§ **RECORDS PROVIDED**:
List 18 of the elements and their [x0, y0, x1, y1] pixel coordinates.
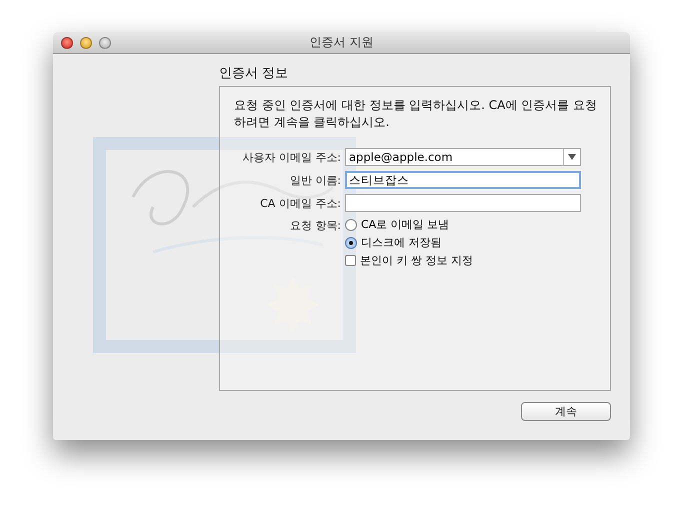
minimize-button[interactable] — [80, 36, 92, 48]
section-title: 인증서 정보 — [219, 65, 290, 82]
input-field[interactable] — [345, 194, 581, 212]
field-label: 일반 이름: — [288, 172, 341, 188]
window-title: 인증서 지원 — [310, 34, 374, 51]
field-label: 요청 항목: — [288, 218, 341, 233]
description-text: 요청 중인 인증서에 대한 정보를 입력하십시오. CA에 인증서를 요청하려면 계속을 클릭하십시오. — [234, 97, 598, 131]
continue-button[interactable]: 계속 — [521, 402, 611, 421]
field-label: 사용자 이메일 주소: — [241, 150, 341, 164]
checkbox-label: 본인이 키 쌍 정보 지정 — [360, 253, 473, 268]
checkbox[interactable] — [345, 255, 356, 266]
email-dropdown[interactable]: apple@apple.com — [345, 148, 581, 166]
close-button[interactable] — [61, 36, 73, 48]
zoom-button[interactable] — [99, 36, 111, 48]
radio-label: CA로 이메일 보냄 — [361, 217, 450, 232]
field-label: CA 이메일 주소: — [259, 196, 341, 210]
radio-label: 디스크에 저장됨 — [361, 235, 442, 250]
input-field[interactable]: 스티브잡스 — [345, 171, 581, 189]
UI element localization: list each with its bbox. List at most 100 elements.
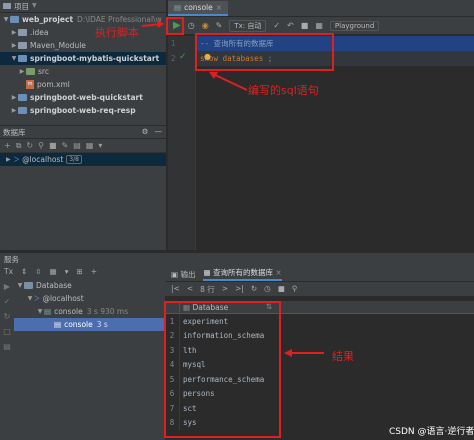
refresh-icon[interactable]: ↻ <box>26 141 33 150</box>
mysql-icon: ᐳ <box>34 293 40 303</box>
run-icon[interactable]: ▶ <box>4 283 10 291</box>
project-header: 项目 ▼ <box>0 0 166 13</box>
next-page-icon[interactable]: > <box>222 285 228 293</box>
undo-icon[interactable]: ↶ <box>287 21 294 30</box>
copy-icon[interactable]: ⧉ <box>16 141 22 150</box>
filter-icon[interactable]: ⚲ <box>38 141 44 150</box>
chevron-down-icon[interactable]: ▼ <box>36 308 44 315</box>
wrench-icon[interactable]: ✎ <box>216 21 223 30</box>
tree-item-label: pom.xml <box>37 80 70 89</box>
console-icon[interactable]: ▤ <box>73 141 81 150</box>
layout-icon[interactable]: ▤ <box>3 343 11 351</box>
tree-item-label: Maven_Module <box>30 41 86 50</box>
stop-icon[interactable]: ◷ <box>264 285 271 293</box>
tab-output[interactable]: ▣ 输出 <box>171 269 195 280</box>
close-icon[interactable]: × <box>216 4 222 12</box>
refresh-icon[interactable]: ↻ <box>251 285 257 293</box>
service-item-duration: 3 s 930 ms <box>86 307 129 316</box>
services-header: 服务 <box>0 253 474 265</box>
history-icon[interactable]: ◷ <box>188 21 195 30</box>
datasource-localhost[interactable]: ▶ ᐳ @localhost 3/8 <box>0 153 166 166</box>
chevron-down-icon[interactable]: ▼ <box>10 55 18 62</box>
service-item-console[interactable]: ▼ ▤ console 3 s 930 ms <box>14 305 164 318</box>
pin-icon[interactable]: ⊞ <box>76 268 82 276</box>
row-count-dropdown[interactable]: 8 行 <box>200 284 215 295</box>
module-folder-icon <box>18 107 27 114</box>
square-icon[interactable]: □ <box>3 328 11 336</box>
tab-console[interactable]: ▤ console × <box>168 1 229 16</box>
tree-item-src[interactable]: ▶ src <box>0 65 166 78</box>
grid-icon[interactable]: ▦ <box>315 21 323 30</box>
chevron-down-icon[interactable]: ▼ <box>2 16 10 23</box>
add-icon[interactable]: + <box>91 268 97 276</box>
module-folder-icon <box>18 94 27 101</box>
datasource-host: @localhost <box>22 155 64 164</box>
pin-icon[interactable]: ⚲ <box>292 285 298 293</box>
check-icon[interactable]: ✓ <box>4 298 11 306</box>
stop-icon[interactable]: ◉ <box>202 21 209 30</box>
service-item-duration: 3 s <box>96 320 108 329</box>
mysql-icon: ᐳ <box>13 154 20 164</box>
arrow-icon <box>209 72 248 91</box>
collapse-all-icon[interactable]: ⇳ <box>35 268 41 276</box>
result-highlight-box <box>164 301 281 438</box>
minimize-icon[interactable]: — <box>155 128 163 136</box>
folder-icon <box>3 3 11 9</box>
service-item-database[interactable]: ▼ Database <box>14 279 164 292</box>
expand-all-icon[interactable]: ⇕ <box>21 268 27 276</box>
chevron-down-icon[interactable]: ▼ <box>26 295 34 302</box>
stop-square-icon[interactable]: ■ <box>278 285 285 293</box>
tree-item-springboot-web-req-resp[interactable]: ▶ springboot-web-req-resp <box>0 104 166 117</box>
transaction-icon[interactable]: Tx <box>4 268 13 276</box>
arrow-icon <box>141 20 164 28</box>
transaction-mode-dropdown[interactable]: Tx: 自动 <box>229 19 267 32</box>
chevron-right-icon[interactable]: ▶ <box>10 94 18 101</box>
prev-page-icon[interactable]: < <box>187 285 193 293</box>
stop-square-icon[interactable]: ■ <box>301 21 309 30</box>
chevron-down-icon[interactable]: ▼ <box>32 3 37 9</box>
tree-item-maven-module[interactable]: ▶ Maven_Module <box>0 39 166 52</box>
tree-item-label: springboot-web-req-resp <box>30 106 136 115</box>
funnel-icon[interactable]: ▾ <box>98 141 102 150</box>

§ **SHORT PROBLEM**: Can you turn the stretch of the items that opens with the line containing "refresh-icon[interactable]: ↻ <box>26" and closes with the line containing "undo-icon[interactable]: ↶ <box>287" into a JSON list of strings, one string per line and both end lines included? Leave out any blank lines.

§ **EXERCISE RESULT**:
[
  "refresh-icon[interactable]: ↻ <box>26 141 33 150</box>",
  "mysql-icon: ᐳ <box>34 293 40 303</box>",
  "run-icon[interactable]: ▶ <box>4 283 10 291</box>",
  "project-header: 项目 ▼ <box>0 0 166 13</box>",
  "next-page-icon[interactable]: > <box>222 285 228 293</box>",
  "undo-icon[interactable]: ↶ <box>287 21 294 30</box>"
]